# RECORDS SHOWN
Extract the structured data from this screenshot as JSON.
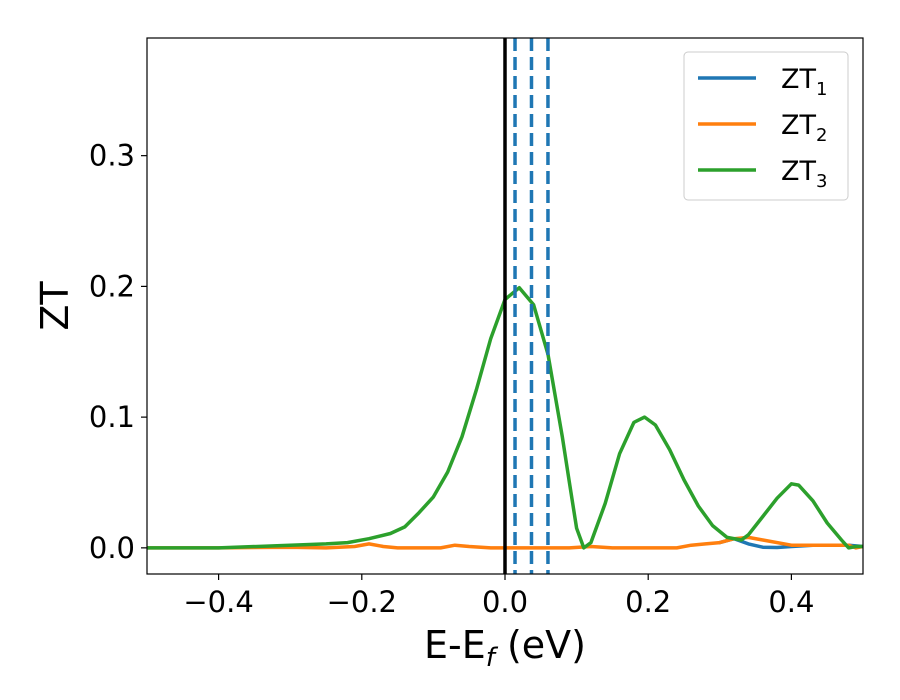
{
  "chart_data": {
    "type": "line",
    "xlabel": "E-E",
    "xlabel_sub": "f",
    "xlabel_unit": "(eV)",
    "ylabel": "ZT",
    "xlim": [
      -0.5,
      0.5
    ],
    "ylim": [
      -0.02,
      0.39
    ],
    "x_ticks": [
      -0.4,
      -0.2,
      0.0,
      0.2,
      0.4
    ],
    "x_tick_labels": [
      "−0.4",
      "−0.2",
      "0.0",
      "0.2",
      "0.4"
    ],
    "y_ticks": [
      0.0,
      0.1,
      0.2,
      0.3
    ],
    "y_tick_labels": [
      "0.0",
      "0.1",
      "0.2",
      "0.3"
    ],
    "grid": false,
    "legend_position": "top-right",
    "vertical_lines": [
      {
        "x": 0.0,
        "style": "solid",
        "color": "#000000"
      },
      {
        "x": 0.014,
        "style": "dashed",
        "color": "#1f77b4"
      },
      {
        "x": 0.037,
        "style": "dashed",
        "color": "#1f77b4"
      },
      {
        "x": 0.06,
        "style": "dashed",
        "color": "#1f77b4"
      }
    ],
    "series": [
      {
        "name": "ZT",
        "name_sub": "1",
        "color": "#1f77b4",
        "points": [
          [
            0.3,
            0.004
          ],
          [
            0.32,
            0.007
          ],
          [
            0.34,
            0.003
          ],
          [
            0.36,
            0.0005
          ],
          [
            0.38,
            0.0003
          ],
          [
            0.4,
            0.001
          ],
          [
            0.43,
            0.002
          ],
          [
            0.46,
            0.002
          ],
          [
            0.48,
            0.002
          ],
          [
            0.5,
            0.001
          ]
        ]
      },
      {
        "name": "ZT",
        "name_sub": "2",
        "color": "#ff7f0e",
        "points": [
          [
            -0.5,
            0.0
          ],
          [
            -0.4,
            0.0
          ],
          [
            -0.3,
            0.0005
          ],
          [
            -0.25,
            0.0
          ],
          [
            -0.21,
            0.001
          ],
          [
            -0.19,
            0.003
          ],
          [
            -0.17,
            0.001
          ],
          [
            -0.15,
            0.0
          ],
          [
            -0.12,
            0.0
          ],
          [
            -0.09,
            0.0
          ],
          [
            -0.07,
            0.002
          ],
          [
            -0.05,
            0.001
          ],
          [
            -0.02,
            0.0
          ],
          [
            0.0,
            0.0
          ],
          [
            0.05,
            0.0
          ],
          [
            0.09,
            0.0
          ],
          [
            0.12,
            0.001
          ],
          [
            0.15,
            0.0
          ],
          [
            0.2,
            0.0
          ],
          [
            0.24,
            0.0
          ],
          [
            0.26,
            0.002
          ],
          [
            0.28,
            0.003
          ],
          [
            0.3,
            0.004
          ],
          [
            0.32,
            0.007
          ],
          [
            0.34,
            0.008
          ],
          [
            0.36,
            0.006
          ],
          [
            0.4,
            0.002
          ],
          [
            0.45,
            0.002
          ],
          [
            0.48,
            0.002
          ],
          [
            0.49,
            0.0
          ],
          [
            0.5,
            0.001
          ]
        ]
      },
      {
        "name": "ZT",
        "name_sub": "3",
        "color": "#2ca02c",
        "points": [
          [
            -0.5,
            0.0
          ],
          [
            -0.4,
            0.0
          ],
          [
            -0.3,
            0.002
          ],
          [
            -0.25,
            0.003
          ],
          [
            -0.22,
            0.004
          ],
          [
            -0.19,
            0.007
          ],
          [
            -0.16,
            0.011
          ],
          [
            -0.14,
            0.016
          ],
          [
            -0.12,
            0.027
          ],
          [
            -0.1,
            0.039
          ],
          [
            -0.08,
            0.058
          ],
          [
            -0.06,
            0.085
          ],
          [
            -0.04,
            0.121
          ],
          [
            -0.02,
            0.16
          ],
          [
            0.0,
            0.19
          ],
          [
            0.02,
            0.199
          ],
          [
            0.04,
            0.186
          ],
          [
            0.06,
            0.148
          ],
          [
            0.08,
            0.085
          ],
          [
            0.09,
            0.05
          ],
          [
            0.1,
            0.015
          ],
          [
            0.11,
            0.0
          ],
          [
            0.12,
            0.004
          ],
          [
            0.14,
            0.034
          ],
          [
            0.16,
            0.072
          ],
          [
            0.18,
            0.096
          ],
          [
            0.195,
            0.1
          ],
          [
            0.21,
            0.094
          ],
          [
            0.23,
            0.075
          ],
          [
            0.25,
            0.052
          ],
          [
            0.27,
            0.032
          ],
          [
            0.29,
            0.017
          ],
          [
            0.31,
            0.008
          ],
          [
            0.33,
            0.006
          ],
          [
            0.34,
            0.01
          ],
          [
            0.36,
            0.024
          ],
          [
            0.38,
            0.038
          ],
          [
            0.4,
            0.049
          ],
          [
            0.41,
            0.048
          ],
          [
            0.43,
            0.036
          ],
          [
            0.45,
            0.019
          ],
          [
            0.47,
            0.006
          ],
          [
            0.48,
            0.0
          ],
          [
            0.49,
            0.001
          ],
          [
            0.5,
            0.001
          ]
        ]
      }
    ]
  }
}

# DIRECTIVE
Using the material above, report each line where "color" occurs.

# WRITTEN SOLUTION
        "color": "#000000"
        "color": "#1f77b4"
        "color": "#1f77b4"
        "color": "#1f77b4"
        "color": "#1f77b4",
        "color": "#ff7f0e",
        "color": "#2ca02c",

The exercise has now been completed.